**Task to complete**: Locate all lines with the word "కరణక" and copy them out.

^^^^^^^^^^^^^^^^

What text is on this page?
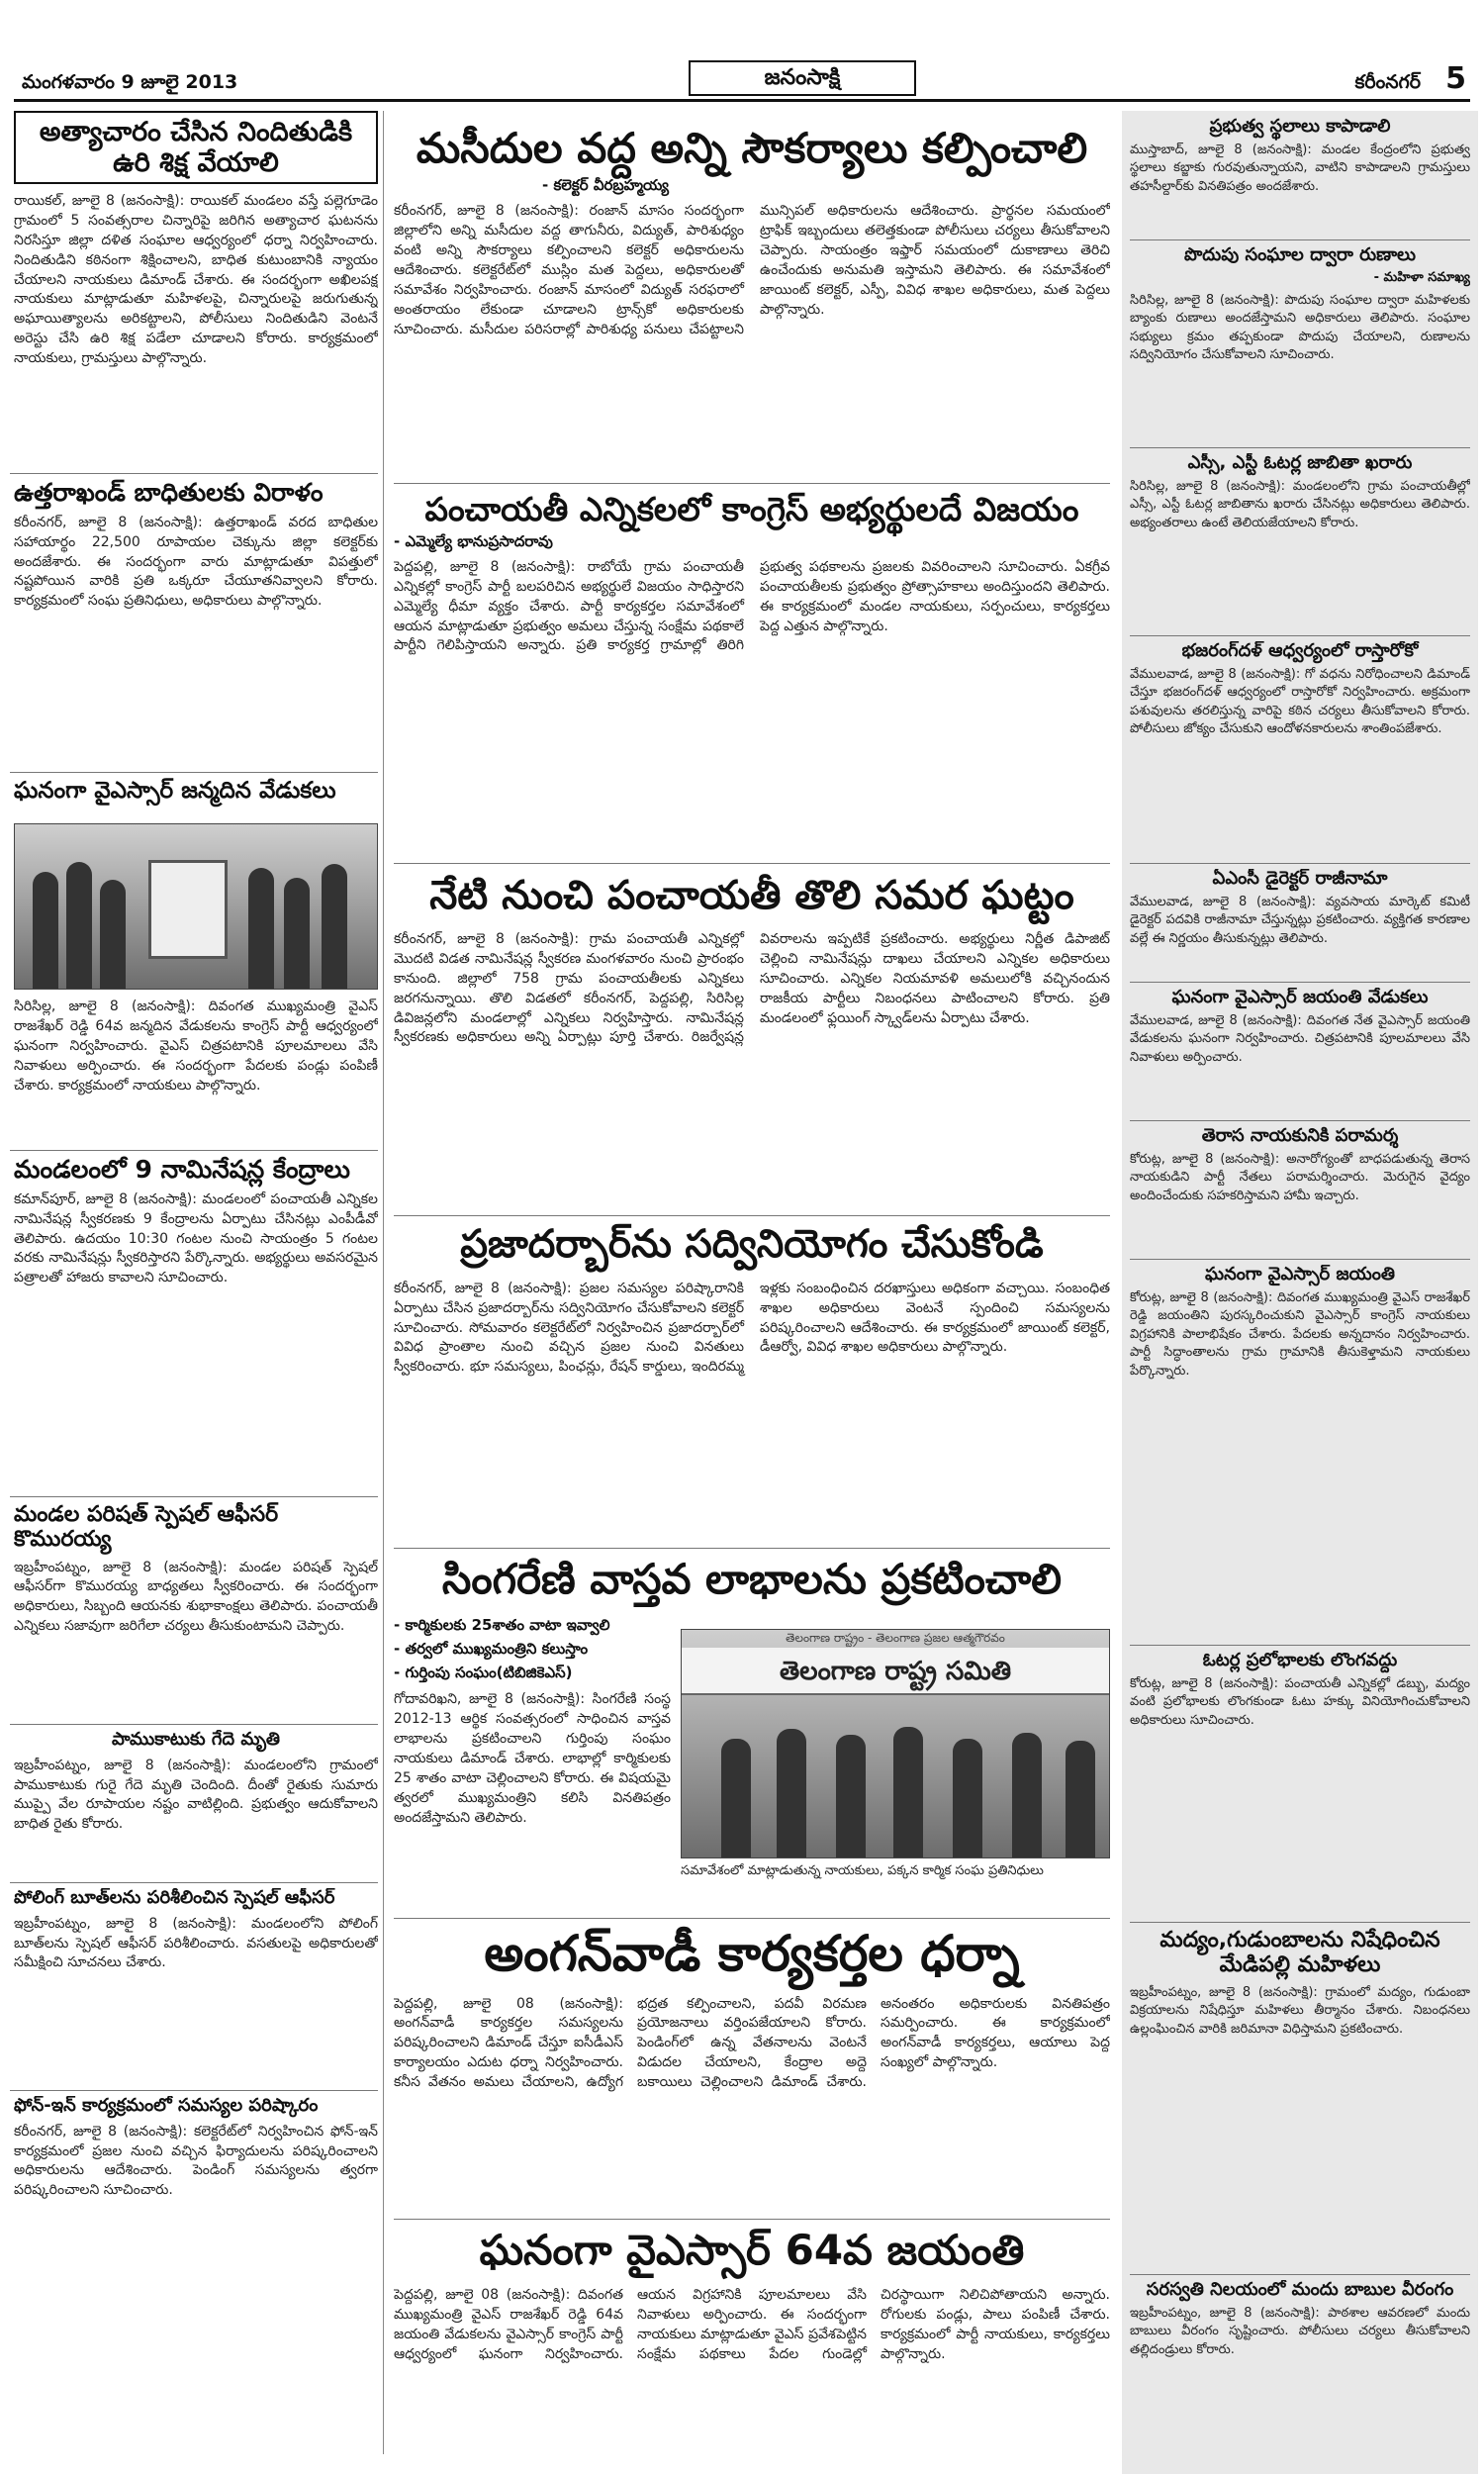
మంగళవారం 9 జూలై 2013	జనంసాక్షి	కరీంనగర్ 5
అత్యాచారం చేసిన నిందితుడికి ఉరి శిక్ష వేయాలి
రాయికల్, జూలై 8 (జనంసాక్షి): రాయికల్ మండలం వస్తే పల్లెగూడెం గ్రామంలో 5 సంవత్సరాల చిన్నారిపై జరిగిన అత్యాచార ఘటనను నిరసిస్తూ జిల్లా దళిత సంఘాల ఆధ్వర్యంలో ధర్నా నిర్వహించారు. నిందితుడిని కఠినంగా శిక్షించాలని, బాధిత కుటుంబానికి న్యాయం చేయాలని నాయకులు డిమాండ్ చేశారు. ఈ సందర్భంగా అఖిలపక్ష నాయకులు మాట్లాడుతూ మహిళలపై, చిన్నారులపై జరుగుతున్న అఘాయిత్యాలను అరికట్టాలని, పోలీసులు నిందితుడిని వెంటనే అరెస్టు చేసి ఉరి శిక్ష పడేలా చూడాలని కోరారు. కార్యక్రమంలో నాయకులు, గ్రామస్తులు పాల్గొన్నారు.
ఉత్తరాఖండ్ బాధితులకు విరాళం
కరీంనగర్, జూలై 8 (జనంసాక్షి): ఉత్తరాఖండ్ వరద బాధితుల సహాయార్థం 22,500 రూపాయల చెక్కును జిల్లా కలెక్టర్‌కు అందజేశారు. ఈ సందర్భంగా వారు మాట్లాడుతూ విపత్తులో నష్టపోయిన వారికి ప్రతి ఒక్కరూ చేయూతనివ్వాలని కోరారు. కార్యక్రమంలో సంఘ ప్రతినిధులు, అధికారులు పాల్గొన్నారు.
ఘనంగా వైఎస్సార్ జన్మదిన వేడుకలు
సిరిసిల్ల, జూలై 8 (జనంసాక్షి): దివంగత ముఖ్యమంత్రి వైఎస్ రాజశేఖర్ రెడ్డి 64వ జన్మదిన వేడుకలను కాంగ్రెస్ పార్టీ ఆధ్వర్యంలో ఘనంగా నిర్వహించారు. వైఎస్ చిత్రపటానికి పూలమాలలు వేసి నివాళులు అర్పించారు. ఈ సందర్భంగా పేదలకు పండ్లు పంపిణీ చేశారు. కార్యక్రమంలో నాయకులు పాల్గొన్నారు.
మండలంలో 9 నామినేషన్ల కేంద్రాలు
కమాన్‌పూర్, జూలై 8 (జనంసాక్షి): మండలంలో పంచాయతీ ఎన్నికల నామినేషన్ల స్వీకరణకు 9 కేంద్రాలను ఏర్పాటు చేసినట్లు ఎంపీడీవో తెలిపారు. ఉదయం 10:30 గంటల నుంచి సాయంత్రం 5 గంటల వరకు నామినేషన్లు స్వీకరిస్తారని పేర్కొన్నారు. అభ్యర్థులు అవసరమైన పత్రాలతో హాజరు కావాలని సూచించారు.
మండల పరిషత్ స్పెషల్ ఆఫీసర్ కొమురయ్య
ఇబ్రహీంపట్నం, జూలై 8 (జనంసాక్షి): మండల పరిషత్ స్పెషల్ ఆఫీసర్‌గా కొమురయ్య బాధ్యతలు స్వీకరించారు. ఈ సందర్భంగా అధికారులు, సిబ్బంది ఆయనకు శుభాకాంక్షలు తెలిపారు. పంచాయతీ ఎన్నికలు సజావుగా జరిగేలా చర్యలు తీసుకుంటామని చెప్పారు.
పాముకాటుకు గేదె మృతి
ఇబ్రహీంపట్నం, జూలై 8 (జనంసాక్షి): మండలంలోని గ్రామంలో పాముకాటుకు గురై గేదె మృతి చెందింది. దీంతో రైతుకు సుమారు ముప్పై వేల రూపాయల నష్టం వాటిల్లింది. ప్రభుత్వం ఆదుకోవాలని బాధిత రైతు కోరారు.
పోలింగ్ బూత్‌లను పరిశీలించిన స్పెషల్ ఆఫీసర్
ఇబ్రహీంపట్నం, జూలై 8 (జనంసాక్షి): మండలంలోని పోలింగ్ బూత్‌లను స్పెషల్ ఆఫీసర్ పరిశీలించారు. వసతులపై అధికారులతో సమీక్షించి సూచనలు చేశారు.
ఫోన్-ఇన్ కార్యక్రమంలో సమస్యల పరిష్కారం
కరీంనగర్, జూలై 8 (జనంసాక్షి): కలెక్టరేట్‌లో నిర్వహించిన ఫోన్-ఇన్ కార్యక్రమంలో ప్రజల నుంచి వచ్చిన ఫిర్యాదులను పరిష్కరించాలని అధికారులను ఆదేశించారు. పెండింగ్ సమస్యలను త్వరగా పరిష్కరించాలని సూచించారు.
మసీదుల వద్ద అన్ని సౌకర్యాలు కల్పించాలి
- కలెక్టర్ వీరబ్రహ్మయ్య
కరీంనగర్, జూలై 8 (జనంసాక్షి): రంజాన్ మాసం సందర్భంగా జిల్లాలోని అన్ని మసీదుల వద్ద తాగునీరు, విద్యుత్, పారిశుధ్యం వంటి అన్ని సౌకర్యాలు కల్పించాలని కలెక్టర్ అధికారులను ఆదేశించారు. కలెక్టరేట్‌లో ముస్లిం మత పెద్దలు, అధికారులతో సమావేశం నిర్వహించారు. రంజాన్ మాసంలో విద్యుత్ సరఫరాలో అంతరాయం లేకుండా చూడాలని ట్రాన్స్‌కో అధికారులకు సూచించారు. మసీదుల పరిసరాల్లో పారిశుధ్య పనులు చేపట్టాలని మున్సిపల్ అధికారులను ఆదేశించారు. ప్రార్థనల సమయంలో ట్రాఫిక్ ఇబ్బందులు తలెత్తకుండా పోలీసులు చర్యలు తీసుకోవాలని చెప్పారు. సాయంత్రం ఇఫ్తార్ సమయంలో దుకాణాలు తెరిచి ఉంచేందుకు అనుమతి ఇస్తామని తెలిపారు. ఈ సమావేశంలో జాయింట్ కలెక్టర్, ఎస్పీ, వివిధ శాఖల అధికారులు, మత పెద్దలు పాల్గొన్నారు.
పంచాయతీ ఎన్నికలలో కాంగ్రెస్ అభ్యర్థులదే విజయం
- ఎమ్మెల్యే భానుప్రసాదరావు
పెద్దపల్లి, జూలై 8 (జనంసాక్షి): రాబోయే గ్రామ పంచాయతీ ఎన్నికల్లో కాంగ్రెస్ పార్టీ బలపరిచిన అభ్యర్థులే విజయం సాధిస్తారని ఎమ్మెల్యే ధీమా వ్యక్తం చేశారు. పార్టీ కార్యకర్తల సమావేశంలో ఆయన మాట్లాడుతూ ప్రభుత్వం అమలు చేస్తున్న సంక్షేమ పథకాలే పార్టీని గెలిపిస్తాయని అన్నారు. ప్రతి కార్యకర్త గ్రామాల్లో తిరిగి ప్రభుత్వ పథకాలను ప్రజలకు వివరించాలని సూచించారు. ఏకగ్రీవ పంచాయతీలకు ప్రభుత్వం ప్రోత్సాహకాలు అందిస్తుందని తెలిపారు. ఈ కార్యక్రమంలో మండల నాయకులు, సర్పంచులు, కార్యకర్తలు పెద్ద ఎత్తున పాల్గొన్నారు.
నేటి నుంచి పంచాయతీ తొలి సమర ఘట్టం
కరీంనగర్, జూలై 8 (జనంసాక్షి): గ్రామ పంచాయతీ ఎన్నికల్లో మొదటి విడత నామినేషన్ల స్వీకరణ మంగళవారం నుంచి ప్రారంభం కానుంది. జిల్లాలో 758 గ్రామ పంచాయతీలకు ఎన్నికలు జరగనున్నాయి. తొలి విడతలో కరీంనగర్, పెద్దపల్లి, సిరిసిల్ల డివిజన్లలోని మండలాల్లో ఎన్నికలు నిర్వహిస్తారు. నామినేషన్ల స్వీకరణకు అధికారులు అన్ని ఏర్పాట్లు పూర్తి చేశారు. రిజర్వేషన్ల వివరాలను ఇప్పటికే ప్రకటించారు. అభ్యర్థులు నిర్ణీత డిపాజిట్ చెల్లించి నామినేషన్లు దాఖలు చేయాలని ఎన్నికల అధికారులు సూచించారు. ఎన్నికల నియమావళి అమలులోకి వచ్చినందున రాజకీయ పార్టీలు నిబంధనలు పాటించాలని కోరారు. ప్రతి మండలంలో ఫ్లయింగ్ స్క్వాడ్‌లను ఏర్పాటు చేశారు.
ప్రజాదర్బార్‌ను సద్వినియోగం చేసుకోండి
కరీంనగర్, జూలై 8 (జనంసాక్షి): ప్రజల సమస్యల పరిష్కారానికి ఏర్పాటు చేసిన ప్రజాదర్బార్‌ను సద్వినియోగం చేసుకోవాలని కలెక్టర్ సూచించారు. సోమవారం కలెక్టరేట్‌లో నిర్వహించిన ప్రజాదర్బార్‌లో వివిధ ప్రాంతాల నుంచి వచ్చిన ప్రజల నుంచి వినతులు స్వీకరించారు. భూ సమస్యలు, పింఛన్లు, రేషన్ కార్డులు, ఇందిరమ్మ ఇళ్లకు సంబంధించిన దరఖాస్తులు అధికంగా వచ్చాయి. సంబంధిత శాఖల అధికారులు వెంటనే స్పందించి సమస్యలను పరిష్కరించాలని ఆదేశించారు. ఈ కార్యక్రమంలో జాయింట్ కలెక్టర్, డీఆర్వో, వివిధ శాఖల అధికారులు పాల్గొన్నారు.
సింగరేణి వాస్తవ లాభాలను ప్రకటించాలి
- కార్మికులకు 25శాతం వాటా ఇవ్వాలి
- తర్వలో ముఖ్యమంత్రిని కలుస్తాం
- గుర్తింపు సంఘం(టిబిజికెఎస్)
గోదావరిఖని, జూలై 8 (జనంసాక్షి): సింగరేణి సంస్థ 2012-13 ఆర్థిక సంవత్సరంలో సాధించిన వాస్తవ లాభాలను ప్రకటించాలని గుర్తింపు సంఘం నాయకులు డిమాండ్ చేశారు. లాభాల్లో కార్మికులకు 25 శాతం వాటా చెల్లించాలని కోరారు. ఈ విషయమై త్వరలో ముఖ్యమంత్రిని కలిసి వినతిపత్రం అందజేస్తామని తెలిపారు.
తెలంగాణ రాష్ట్రం - తెలంగాణ ప్రజల ఆత్మగౌరవం
తెలంగాణ రాష్ట్ర సమితి
సమావేశంలో మాట్లాడుతున్న నాయకులు, పక్కన కార్మిక సంఘ ప్రతినిధులు
అంగన్‌వాడీ కార్యకర్తల ధర్నా
పెద్దపల్లి, జూలై 08 (జనంసాక్షి): అంగన్‌వాడీ కార్యకర్తల సమస్యలను పరిష్కరించాలని డిమాండ్ చేస్తూ ఐసీడీఎస్ కార్యాలయం ఎదుట ధర్నా నిర్వహించారు. కనీస వేతనం అమలు చేయాలని, ఉద్యోగ భద్రత కల్పించాలని, పదవీ విరమణ ప్రయోజనాలు వర్తింపజేయాలని కోరారు. పెండింగ్‌లో ఉన్న వేతనాలను వెంటనే విడుదల చేయాలని, కేంద్రాల అద్దె బకాయిలు చెల్లించాలని డిమాండ్ చేశారు. అనంతరం అధికారులకు వినతిపత్రం సమర్పించారు. ఈ కార్యక్రమంలో అంగన్‌వాడీ కార్యకర్తలు, ఆయాలు పెద్ద సంఖ్యలో పాల్గొన్నారు.
ఘనంగా వైఎస్సార్ 64వ జయంతి
పెద్దపల్లి, జూలై 08 (జనంసాక్షి): దివంగత ముఖ్యమంత్రి వైఎస్ రాజశేఖర్ రెడ్డి 64వ జయంతి వేడుకలను వైఎస్సార్ కాంగ్రెస్ పార్టీ ఆధ్వర్యంలో ఘనంగా నిర్వహించారు. ఆయన విగ్రహానికి పూలమాలలు వేసి నివాళులు అర్పించారు. ఈ సందర్భంగా నాయకులు మాట్లాడుతూ వైఎస్ ప్రవేశపెట్టిన సంక్షేమ పథకాలు పేదల గుండెల్లో చిరస్థాయిగా నిలిచిపోతాయని అన్నారు. రోగులకు పండ్లు, పాలు పంపిణీ చేశారు. కార్యక్రమంలో పార్టీ నాయకులు, కార్యకర్తలు పాల్గొన్నారు.
ప్రభుత్వ స్థలాలు కాపాడాలి
ముస్తాబాద్, జూలై 8 (జనంసాక్షి): మండల కేంద్రంలోని ప్రభుత్వ స్థలాలు కబ్జాకు గురవుతున్నాయని, వాటిని కాపాడాలని గ్రామస్తులు తహసీల్దార్‌కు వినతిపత్రం అందజేశారు.
పొదుపు సంఘాల ద్వారా రుణాలు
- మహిళా సమాఖ్య
సిరిసిల్ల, జూలై 8 (జనంసాక్షి): పొదుపు సంఘాల ద్వారా మహిళలకు బ్యాంకు రుణాలు అందజేస్తామని అధికారులు తెలిపారు. సంఘాల సభ్యులు క్రమం తప్పకుండా పొదుపు చేయాలని, రుణాలను సద్వినియోగం చేసుకోవాలని సూచించారు.
ఎస్సీ, ఎస్టీ ఓటర్ల జాబితా ఖరారు
సిరిసిల్ల, జూలై 8 (జనంసాక్షి): మండలంలోని గ్రామ పంచాయతీల్లో ఎస్సీ, ఎస్టీ ఓటర్ల జాబితాను ఖరారు చేసినట్లు అధికారులు తెలిపారు. అభ్యంతరాలు ఉంటే తెలియజేయాలని కోరారు.
భజరంగ్‌దళ్ ఆధ్వర్యంలో రాస్తారోకో
వేములవాడ, జూలై 8 (జనంసాక్షి): గో వధను నిరోధించాలని డిమాండ్ చేస్తూ భజరంగ్‌దళ్ ఆధ్వర్యంలో రాస్తారోకో నిర్వహించారు. అక్రమంగా పశువులను తరలిస్తున్న వారిపై కఠిన చర్యలు తీసుకోవాలని కోరారు. పోలీసులు జోక్యం చేసుకుని ఆందోళనకారులను శాంతింపజేశారు.
ఏఎంసీ డైరెక్టర్ రాజీనామా
వేములవాడ, జూలై 8 (జనంసాక్షి): వ్యవసాయ మార్కెట్ కమిటీ డైరెక్టర్ పదవికి రాజీనామా చేస్తున్నట్లు ప్రకటించారు. వ్యక్తిగత కారణాల వల్లే ఈ నిర్ణయం తీసుకున్నట్లు తెలిపారు.
ఘనంగా వైఎస్సార్ జయంతి వేడుకలు
వేములవాడ, జూలై 8 (జనంసాక్షి): దివంగత నేత వైఎస్సార్ జయంతి వేడుకలను ఘనంగా నిర్వహించారు. చిత్రపటానికి పూలమాలలు వేసి నివాళులు అర్పించారు.
తెరాస నాయకునికి పరామర్శ
కోరుట్ల, జూలై 8 (జనంసాక్షి): అనారోగ్యంతో బాధపడుతున్న తెరాస నాయకుడిని పార్టీ నేతలు పరామర్శించారు. మెరుగైన వైద్యం అందించేందుకు సహకరిస్తామని హామీ ఇచ్చారు.
ఘనంగా వైఎస్సార్ జయంతి
కోరుట్ల, జూలై 8 (జనంసాక్షి): దివంగత ముఖ్యమంత్రి వైఎస్ రాజశేఖర్ రెడ్డి జయంతిని పురస్కరించుకుని వైఎస్సార్ కాంగ్రెస్ నాయకులు విగ్రహానికి పాలాభిషేకం చేశారు. పేదలకు అన్నదానం నిర్వహించారు. పార్టీ సిద్ధాంతాలను గ్రామ గ్రామానికి తీసుకెళ్తామని నాయకులు పేర్కొన్నారు.
ఓటర్ల ప్రలోభాలకు లొంగవద్దు
కోరుట్ల, జూలై 8 (జనంసాక్షి): పంచాయతీ ఎన్నికల్లో డబ్బు, మద్యం వంటి ప్రలోభాలకు లొంగకుండా ఓటు హక్కు వినియోగించుకోవాలని అధికారులు సూచించారు.
మద్యం,గుడుంబాలను నిషేధించిన మేడిపల్లి మహిళలు
ఇబ్రహీంపట్నం, జూలై 8 (జనంసాక్షి): గ్రామంలో మద్యం, గుడుంబా విక్రయాలను నిషేధిస్తూ మహిళలు తీర్మానం చేశారు. నిబంధనలు ఉల్లంఘించిన వారికి జరిమానా విధిస్తామని ప్రకటించారు.
సరస్వతి నిలయంలో మందు బాబుల వీరంగం
ఇబ్రహీంపట్నం, జూలై 8 (జనంసాక్షి): పాఠశాల ఆవరణలో మందు బాబులు వీరంగం సృష్టించారు. పోలీసులు చర్యలు తీసుకోవాలని తల్లిదండ్రులు కోరారు.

^^^^^^^^^^^^^^^^

**Result for this exercise**:
కమాన్‌పూర్, జూలై 8 (జనంసాక్షి): మండలంలో పంచాయతీ ఎన్నికల నామినేషన్ల స్వీకరణకు 9 కేంద్రాలను ఏర్పాటు చేసినట్లు ఎంపీడీవో తెలిపారు. ఉదయం 10:30 గంటల నుంచి సాయంత్రం 5 గంటల వరకు నామినేషన్లు స్వీకరిస్తారని పేర్కొన్నారు. అభ్యర్థులు అవసరమైన పత్రాలతో హాజరు కావాలని సూచించారు.
కరీంనగర్, జూలై 8 (జనంసాక్షి): గ్రామ పంచాయతీ ఎన్నికల్లో మొదటి విడత నామినేషన్ల స్వీకరణ మంగళవారం నుంచి ప్రారంభం కానుంది. జిల్లాలో 758 గ్రామ పంచాయతీలకు ఎన్నికలు జరగనున్నాయి. తొలి విడతలో కరీంనగర్, పెద్దపల్లి, సిరిసిల్ల డివిజన్లలోని మండలాల్లో ఎన్నికలు నిర్వహిస్తారు. నామినేషన్ల స్వీకరణకు అధికారులు అన్ని ఏర్పాట్లు పూర్తి చేశారు. రిజర్వేషన్ల వివరాలను ఇప్పటికే ప్రకటించారు. అభ్యర్థులు నిర్ణీత డిపాజిట్ చెల్లించి నామినేషన్లు దాఖలు చేయాలని ఎన్నికల అధికారులు సూచించారు. ఎన్నికల నియమావళి అమలులోకి వచ్చినందున రాజకీయ పార్టీలు నిబంధనలు పాటించాలని కోరారు. ప్రతి మండలంలో ఫ్లయింగ్ స్క్వాడ్‌లను ఏర్పాటు చేశారు.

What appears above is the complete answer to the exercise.